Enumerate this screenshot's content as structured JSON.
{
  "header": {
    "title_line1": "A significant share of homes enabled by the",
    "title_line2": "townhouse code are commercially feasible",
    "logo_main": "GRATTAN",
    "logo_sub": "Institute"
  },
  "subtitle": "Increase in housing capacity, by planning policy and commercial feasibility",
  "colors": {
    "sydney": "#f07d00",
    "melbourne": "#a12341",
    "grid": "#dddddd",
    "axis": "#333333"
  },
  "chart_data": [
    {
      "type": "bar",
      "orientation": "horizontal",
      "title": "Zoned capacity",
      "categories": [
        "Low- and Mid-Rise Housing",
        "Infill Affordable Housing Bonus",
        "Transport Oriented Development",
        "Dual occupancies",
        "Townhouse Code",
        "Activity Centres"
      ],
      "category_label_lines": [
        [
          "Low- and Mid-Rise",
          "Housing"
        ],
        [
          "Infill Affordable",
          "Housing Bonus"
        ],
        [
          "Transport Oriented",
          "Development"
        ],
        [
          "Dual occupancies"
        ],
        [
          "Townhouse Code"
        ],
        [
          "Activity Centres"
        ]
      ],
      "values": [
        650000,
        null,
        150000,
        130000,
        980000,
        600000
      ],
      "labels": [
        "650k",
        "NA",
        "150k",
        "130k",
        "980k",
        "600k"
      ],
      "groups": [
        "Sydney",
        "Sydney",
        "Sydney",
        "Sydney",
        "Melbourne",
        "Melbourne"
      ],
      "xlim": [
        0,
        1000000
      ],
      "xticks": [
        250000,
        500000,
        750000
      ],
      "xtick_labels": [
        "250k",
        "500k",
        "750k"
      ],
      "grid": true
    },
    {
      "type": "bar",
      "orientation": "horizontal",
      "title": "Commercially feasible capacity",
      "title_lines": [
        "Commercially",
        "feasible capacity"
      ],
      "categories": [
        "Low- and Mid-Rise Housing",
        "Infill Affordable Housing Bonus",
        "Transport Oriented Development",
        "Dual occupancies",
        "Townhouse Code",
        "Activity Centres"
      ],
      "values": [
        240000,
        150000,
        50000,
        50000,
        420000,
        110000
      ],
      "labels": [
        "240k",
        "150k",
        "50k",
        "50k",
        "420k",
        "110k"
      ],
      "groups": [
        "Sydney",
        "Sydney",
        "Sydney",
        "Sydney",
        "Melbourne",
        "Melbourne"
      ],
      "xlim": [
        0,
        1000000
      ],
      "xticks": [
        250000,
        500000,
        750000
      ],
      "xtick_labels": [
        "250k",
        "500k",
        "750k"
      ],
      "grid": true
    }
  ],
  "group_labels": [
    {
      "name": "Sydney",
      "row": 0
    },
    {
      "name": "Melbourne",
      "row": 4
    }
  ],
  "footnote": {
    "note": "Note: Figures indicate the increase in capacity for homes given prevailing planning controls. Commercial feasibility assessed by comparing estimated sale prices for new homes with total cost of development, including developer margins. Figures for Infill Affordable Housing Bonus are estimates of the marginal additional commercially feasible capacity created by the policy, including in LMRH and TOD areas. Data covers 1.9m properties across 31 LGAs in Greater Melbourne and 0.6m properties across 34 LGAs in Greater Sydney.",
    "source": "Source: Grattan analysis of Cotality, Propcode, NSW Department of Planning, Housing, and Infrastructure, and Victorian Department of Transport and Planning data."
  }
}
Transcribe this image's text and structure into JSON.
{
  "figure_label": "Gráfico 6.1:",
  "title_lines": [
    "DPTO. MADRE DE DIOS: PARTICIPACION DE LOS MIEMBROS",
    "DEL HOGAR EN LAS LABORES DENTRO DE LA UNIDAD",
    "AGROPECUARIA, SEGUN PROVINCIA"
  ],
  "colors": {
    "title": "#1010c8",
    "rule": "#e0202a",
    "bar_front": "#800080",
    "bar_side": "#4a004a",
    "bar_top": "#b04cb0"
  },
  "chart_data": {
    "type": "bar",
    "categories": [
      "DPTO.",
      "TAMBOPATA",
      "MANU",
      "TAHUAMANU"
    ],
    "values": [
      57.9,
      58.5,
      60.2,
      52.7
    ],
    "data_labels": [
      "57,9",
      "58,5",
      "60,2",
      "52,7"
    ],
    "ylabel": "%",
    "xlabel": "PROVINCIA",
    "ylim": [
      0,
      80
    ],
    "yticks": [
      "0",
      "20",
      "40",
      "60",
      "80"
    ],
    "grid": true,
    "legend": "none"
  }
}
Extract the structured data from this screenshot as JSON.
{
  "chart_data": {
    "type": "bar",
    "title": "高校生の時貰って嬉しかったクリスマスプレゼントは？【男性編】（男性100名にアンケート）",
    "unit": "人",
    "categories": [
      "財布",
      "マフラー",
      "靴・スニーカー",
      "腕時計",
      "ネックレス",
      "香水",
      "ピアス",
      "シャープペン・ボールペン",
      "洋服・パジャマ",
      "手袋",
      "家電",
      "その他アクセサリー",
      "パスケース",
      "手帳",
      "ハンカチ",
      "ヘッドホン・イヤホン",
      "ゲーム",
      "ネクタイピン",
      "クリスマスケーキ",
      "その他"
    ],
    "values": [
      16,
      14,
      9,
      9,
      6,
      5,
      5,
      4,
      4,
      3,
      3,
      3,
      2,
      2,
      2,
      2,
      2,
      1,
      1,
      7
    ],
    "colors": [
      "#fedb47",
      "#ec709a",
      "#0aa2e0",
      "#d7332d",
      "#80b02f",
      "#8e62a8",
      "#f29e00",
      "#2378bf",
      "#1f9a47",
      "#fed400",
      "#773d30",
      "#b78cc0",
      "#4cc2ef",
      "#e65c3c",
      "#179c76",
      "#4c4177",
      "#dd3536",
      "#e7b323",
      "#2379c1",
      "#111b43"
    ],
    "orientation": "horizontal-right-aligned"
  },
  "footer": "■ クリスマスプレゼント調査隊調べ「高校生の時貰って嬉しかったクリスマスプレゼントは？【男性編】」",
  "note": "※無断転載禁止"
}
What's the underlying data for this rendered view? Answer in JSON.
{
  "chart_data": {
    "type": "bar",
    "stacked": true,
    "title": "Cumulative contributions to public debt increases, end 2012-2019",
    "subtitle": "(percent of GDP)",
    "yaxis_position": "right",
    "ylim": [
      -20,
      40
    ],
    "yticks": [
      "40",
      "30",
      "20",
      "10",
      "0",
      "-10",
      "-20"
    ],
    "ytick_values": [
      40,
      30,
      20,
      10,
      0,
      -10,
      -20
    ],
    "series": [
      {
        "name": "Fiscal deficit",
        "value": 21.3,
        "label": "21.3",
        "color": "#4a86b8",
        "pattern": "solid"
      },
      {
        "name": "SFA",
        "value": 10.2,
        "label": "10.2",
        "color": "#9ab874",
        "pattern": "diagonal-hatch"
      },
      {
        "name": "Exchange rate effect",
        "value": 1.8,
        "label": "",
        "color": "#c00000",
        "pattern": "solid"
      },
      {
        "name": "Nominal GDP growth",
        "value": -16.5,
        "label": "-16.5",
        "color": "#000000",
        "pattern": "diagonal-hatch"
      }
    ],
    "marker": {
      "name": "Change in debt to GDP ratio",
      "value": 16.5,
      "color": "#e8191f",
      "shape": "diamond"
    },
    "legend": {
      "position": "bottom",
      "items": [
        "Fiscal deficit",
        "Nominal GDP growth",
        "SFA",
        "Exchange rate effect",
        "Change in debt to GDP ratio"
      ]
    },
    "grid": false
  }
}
══════
-- TASK BRIEF --
Copy out every line from the material above in which the word "this" appears.

-- WRITTEN REPLY --
Enumerate this screenshot's content as structured JSON.
Transcribe this image's text and structure into JSON.
Extract the structured data from this screenshot as JSON.
What's the underlying data for this rendered view? Answer in JSON.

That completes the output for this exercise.